Stored entries
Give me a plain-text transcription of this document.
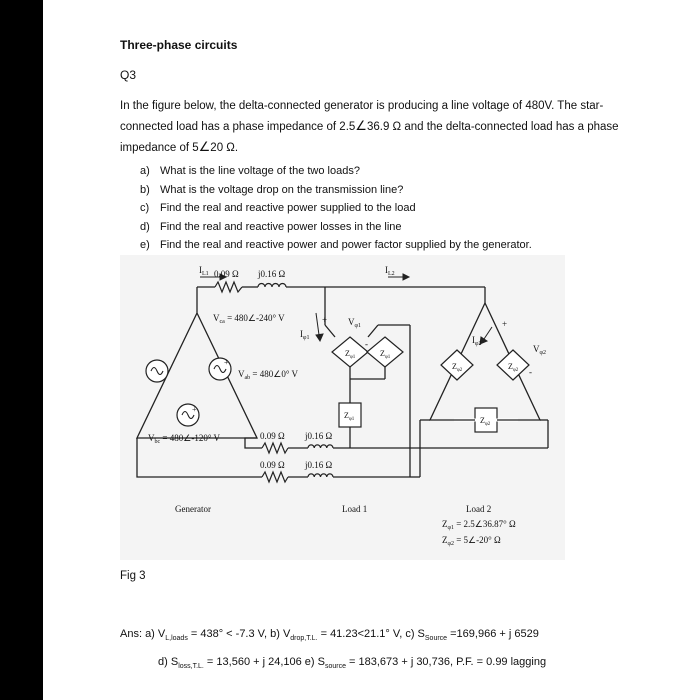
Three-phase circuits
Q3
In the figure below, the delta-connected generator is producing a line voltage of 480V. The star-
connected load has a phase impedance of 2.5∠36.9 Ω and the delta-connected load has a phase
impedance of 5∠20 Ω.
a) What is the line voltage of the two loads?
b) What is the voltage drop on the transmission line?
c) Find the real and reactive power supplied to the load
d) Find the real and reactive power losses in the line
e) Find the real and reactive power and power factor supplied by the generator.
+
+
$I_{L1}$	$I_{L2}$
0.09 Ω j0.16 Ω
0.09 Ω j0.16 Ω
0.09 Ω j0.16 Ω
$V_{ca}$ = 480∠-240° V
$V_{ab}$ = 480∠0° V
$V_{bc}$ = 480∠-120° V
$I_{\varphi 1}$
$V_{\varphi 1}$
+
-
$Z_{\varphi 1}$	$Z_{\varphi 1}$
$Z_{\varphi 1}$
$I_{\varphi 2}$	$V_{\varphi 2}$
+
-
$Z_{\varphi 2}$	$Z_{\varphi 2}$
$Z_{\varphi 2}$
Generator	Load 1	Load 2
$Z_{\varphi 1}$ = 2.5∠36.87° Ω
$Z_{\varphi 2}$ = 5∠-20° Ω
Fig 3
Ans: a) $V_{L,loads} = 438^\circ < -7.3$ V, b) $V_{drop,T.L.} = 41.23<21.1^\circ$ V, c) $S_{Source} =169,966 + j$ 6529
d) $S_{loss,T.L.} = 13,560 + j$ 24,106 e) $S_{source} = 183,673 + j$ 30,736, P.F. = 0.99 lagging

YOUR INSTRUCTIONS. Collect every line above that contains the word "power".

FINISHED TASK.
c) Find the real and reactive power supplied to the load
d) Find the real and reactive power losses in the line
e) Find the real and reactive power and power factor supplied by the generator.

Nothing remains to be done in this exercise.